- **Court exercice 1**: Recopiez telles quelles les lignes des enregistrements, depuis la toute première jusqu'à celle qui contient « 515, 489, 535] », cette dernière comprise.

- **Texte fourni**:
====================

HELPEN - ASSOCIATION RECONNUE D'INTERET GENERAL - LUTTE CONTRE LE HARCELEMENT MORAL ENTRE PERSONNELS DE L'EDUCATION NATIONALE

Fiche 10 - Le RSST (registre santé et sécurité au travail), un outil ignoré et détourné au sein de l’Éducation nationale - Appel à témoignages

Les fichiers RSST (Registre Santé et Sécurité au Travail) sont des documents obligatoires dans toutes les structures publiques, dont les établissements scolaires. En théorie, ils permettent aux agents de signaler des risques professionnels, des violences, ou des situations de harcèlement. Mais en pratique, ces registres sont souvent mis sous le tapis, traités avec négligence ou détournés pour éviter qu’ils ne nuisent à la réputation de l’établissement.

1/29/20256 min read

Le RSST : un outil ignoré et détourné au sein de l’Éducation nationale

Les fichiers RSST (Registre Santé et Sécurité au Travail) sont des documents obligatoires dans toutes les structures publiques, dont les établissements scolaires. En théorie, ils permettent aux agents de signaler des risques professionnels, des violences, ou des situations de harcèlement. Mais en pratique, ces registres sont souvent mis sous le tapis, traités avec négligence ou détournés pour éviter qu’ils ne nuisent à la réputation de l’établissement.

Pourquoi les directions d’établissement ignorent-elles les signalements ?

====================

- **Court exercice 2**: D'après le texte sur le RSST, qu'est-ce que ces registres permettent en théorie aux agents de signaler ? Donnez la liste complète.

====================

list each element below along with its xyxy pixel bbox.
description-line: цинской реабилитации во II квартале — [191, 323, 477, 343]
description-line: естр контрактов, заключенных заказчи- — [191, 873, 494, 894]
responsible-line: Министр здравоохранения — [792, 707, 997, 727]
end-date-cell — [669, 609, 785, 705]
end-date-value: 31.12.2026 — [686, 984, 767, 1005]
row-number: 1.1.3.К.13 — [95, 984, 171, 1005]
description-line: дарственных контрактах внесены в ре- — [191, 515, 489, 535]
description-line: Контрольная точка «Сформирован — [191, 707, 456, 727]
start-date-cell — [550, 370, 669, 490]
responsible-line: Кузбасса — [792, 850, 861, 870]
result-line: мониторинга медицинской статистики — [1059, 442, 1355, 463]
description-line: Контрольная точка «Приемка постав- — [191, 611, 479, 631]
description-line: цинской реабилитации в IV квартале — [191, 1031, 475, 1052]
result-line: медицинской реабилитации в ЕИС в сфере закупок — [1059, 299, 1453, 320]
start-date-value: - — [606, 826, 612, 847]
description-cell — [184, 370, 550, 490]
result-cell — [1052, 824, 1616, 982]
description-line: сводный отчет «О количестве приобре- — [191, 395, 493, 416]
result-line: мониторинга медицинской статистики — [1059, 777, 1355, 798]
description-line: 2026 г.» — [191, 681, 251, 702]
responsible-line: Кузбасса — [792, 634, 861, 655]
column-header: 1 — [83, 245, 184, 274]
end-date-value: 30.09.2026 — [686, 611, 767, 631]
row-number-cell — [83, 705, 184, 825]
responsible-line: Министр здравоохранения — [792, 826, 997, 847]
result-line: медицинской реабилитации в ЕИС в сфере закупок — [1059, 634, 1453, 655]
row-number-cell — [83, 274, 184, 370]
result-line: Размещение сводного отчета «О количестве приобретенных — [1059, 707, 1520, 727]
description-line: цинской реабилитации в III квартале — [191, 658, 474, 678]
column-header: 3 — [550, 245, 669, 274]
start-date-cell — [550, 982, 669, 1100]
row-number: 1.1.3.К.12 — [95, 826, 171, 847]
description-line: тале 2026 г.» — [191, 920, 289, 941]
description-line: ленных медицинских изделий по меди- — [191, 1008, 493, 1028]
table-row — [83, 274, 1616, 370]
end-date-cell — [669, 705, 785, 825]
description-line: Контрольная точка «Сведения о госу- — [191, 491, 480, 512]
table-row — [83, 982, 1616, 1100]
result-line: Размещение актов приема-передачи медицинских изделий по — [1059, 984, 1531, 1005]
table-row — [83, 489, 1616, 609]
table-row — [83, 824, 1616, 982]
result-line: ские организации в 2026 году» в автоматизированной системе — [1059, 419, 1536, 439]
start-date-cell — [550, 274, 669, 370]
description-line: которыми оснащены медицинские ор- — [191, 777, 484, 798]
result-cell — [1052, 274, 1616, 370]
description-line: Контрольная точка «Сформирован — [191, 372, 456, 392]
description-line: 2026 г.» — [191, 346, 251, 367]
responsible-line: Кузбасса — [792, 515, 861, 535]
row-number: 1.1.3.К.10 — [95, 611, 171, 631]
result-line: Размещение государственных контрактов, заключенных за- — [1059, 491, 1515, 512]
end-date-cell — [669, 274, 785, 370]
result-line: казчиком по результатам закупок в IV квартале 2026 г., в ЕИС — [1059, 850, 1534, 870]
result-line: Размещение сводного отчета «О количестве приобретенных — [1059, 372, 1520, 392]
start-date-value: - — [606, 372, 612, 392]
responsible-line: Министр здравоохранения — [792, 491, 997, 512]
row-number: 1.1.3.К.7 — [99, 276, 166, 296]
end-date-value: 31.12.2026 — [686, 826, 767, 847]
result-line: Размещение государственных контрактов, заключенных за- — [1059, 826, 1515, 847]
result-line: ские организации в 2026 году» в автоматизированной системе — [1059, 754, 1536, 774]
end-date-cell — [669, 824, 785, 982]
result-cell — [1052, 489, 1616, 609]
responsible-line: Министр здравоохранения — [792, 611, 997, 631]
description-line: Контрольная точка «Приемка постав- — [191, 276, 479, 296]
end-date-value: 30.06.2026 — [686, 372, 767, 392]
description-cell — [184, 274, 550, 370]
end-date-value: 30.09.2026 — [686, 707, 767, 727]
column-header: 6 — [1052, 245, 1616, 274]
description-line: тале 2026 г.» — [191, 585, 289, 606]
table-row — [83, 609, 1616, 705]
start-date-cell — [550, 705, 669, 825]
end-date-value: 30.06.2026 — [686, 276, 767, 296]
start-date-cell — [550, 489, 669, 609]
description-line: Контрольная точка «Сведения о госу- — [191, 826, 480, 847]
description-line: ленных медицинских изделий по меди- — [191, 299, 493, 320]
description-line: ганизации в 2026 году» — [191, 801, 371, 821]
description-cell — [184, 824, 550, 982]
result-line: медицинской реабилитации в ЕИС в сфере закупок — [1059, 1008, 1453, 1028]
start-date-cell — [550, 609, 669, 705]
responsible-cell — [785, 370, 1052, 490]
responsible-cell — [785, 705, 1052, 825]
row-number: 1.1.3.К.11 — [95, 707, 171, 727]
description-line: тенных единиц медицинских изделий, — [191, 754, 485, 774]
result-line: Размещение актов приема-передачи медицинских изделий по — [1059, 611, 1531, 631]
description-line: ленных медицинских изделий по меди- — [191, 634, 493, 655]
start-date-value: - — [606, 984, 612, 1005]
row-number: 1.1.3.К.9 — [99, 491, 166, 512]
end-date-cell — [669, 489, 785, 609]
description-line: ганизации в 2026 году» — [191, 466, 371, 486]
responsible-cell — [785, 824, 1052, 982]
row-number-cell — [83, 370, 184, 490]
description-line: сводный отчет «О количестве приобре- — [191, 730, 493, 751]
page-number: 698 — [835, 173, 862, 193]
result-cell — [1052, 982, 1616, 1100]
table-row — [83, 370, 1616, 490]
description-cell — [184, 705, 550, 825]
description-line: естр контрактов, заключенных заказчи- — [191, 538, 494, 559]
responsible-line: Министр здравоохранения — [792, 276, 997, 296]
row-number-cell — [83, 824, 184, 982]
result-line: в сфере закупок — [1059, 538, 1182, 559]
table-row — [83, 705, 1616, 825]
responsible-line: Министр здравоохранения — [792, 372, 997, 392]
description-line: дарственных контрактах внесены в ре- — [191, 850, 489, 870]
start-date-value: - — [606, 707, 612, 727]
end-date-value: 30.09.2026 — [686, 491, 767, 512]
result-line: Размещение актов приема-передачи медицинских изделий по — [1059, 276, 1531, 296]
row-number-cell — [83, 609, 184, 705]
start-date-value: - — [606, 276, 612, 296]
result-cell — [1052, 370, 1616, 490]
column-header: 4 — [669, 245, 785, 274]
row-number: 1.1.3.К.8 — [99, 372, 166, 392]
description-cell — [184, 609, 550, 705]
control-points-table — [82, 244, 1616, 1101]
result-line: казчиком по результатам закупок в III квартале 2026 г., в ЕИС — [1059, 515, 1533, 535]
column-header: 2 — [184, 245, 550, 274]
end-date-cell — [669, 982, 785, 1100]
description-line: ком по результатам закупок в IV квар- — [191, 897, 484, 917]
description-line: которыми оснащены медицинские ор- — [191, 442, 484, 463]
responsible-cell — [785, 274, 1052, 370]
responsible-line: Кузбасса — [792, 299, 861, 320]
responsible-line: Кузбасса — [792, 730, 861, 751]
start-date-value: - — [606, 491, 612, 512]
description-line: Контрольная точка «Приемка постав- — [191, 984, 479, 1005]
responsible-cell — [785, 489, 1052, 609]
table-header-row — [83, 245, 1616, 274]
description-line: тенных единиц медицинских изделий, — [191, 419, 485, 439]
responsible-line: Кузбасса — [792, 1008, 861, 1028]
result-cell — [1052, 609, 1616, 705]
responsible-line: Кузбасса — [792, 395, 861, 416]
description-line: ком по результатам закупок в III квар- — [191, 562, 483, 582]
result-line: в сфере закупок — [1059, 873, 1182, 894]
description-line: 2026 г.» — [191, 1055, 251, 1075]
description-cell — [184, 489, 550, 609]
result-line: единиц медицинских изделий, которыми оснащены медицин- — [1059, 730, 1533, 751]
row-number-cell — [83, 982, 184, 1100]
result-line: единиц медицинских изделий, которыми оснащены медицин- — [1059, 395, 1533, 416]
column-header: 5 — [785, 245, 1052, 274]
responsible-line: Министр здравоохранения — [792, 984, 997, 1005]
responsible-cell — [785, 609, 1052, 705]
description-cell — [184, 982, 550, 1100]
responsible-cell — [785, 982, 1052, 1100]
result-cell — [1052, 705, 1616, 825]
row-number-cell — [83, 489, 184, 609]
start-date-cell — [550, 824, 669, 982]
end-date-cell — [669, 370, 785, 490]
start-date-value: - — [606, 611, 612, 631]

====================

- **Réponse 1**:
list each element below along with its xyxy pixel bbox.
description-line: цинской реабилитации во II квартале — [191, 323, 477, 343]
description-line: естр контрактов, заключенных заказчи- — [191, 873, 494, 894]
responsible-line: Министр здравоохранения — [792, 707, 997, 727]
end-date-cell — [669, 609, 785, 705]
end-date-value: 31.12.2026 — [686, 984, 767, 1005]
row-number: 1.1.3.К.13 — [95, 984, 171, 1005]
description-line: дарственных контрактах внесены в ре- — [191, 515, 489, 535]

- **Réponse 2**:
- des risques professionnels
- des violences
- des situations de harcèlement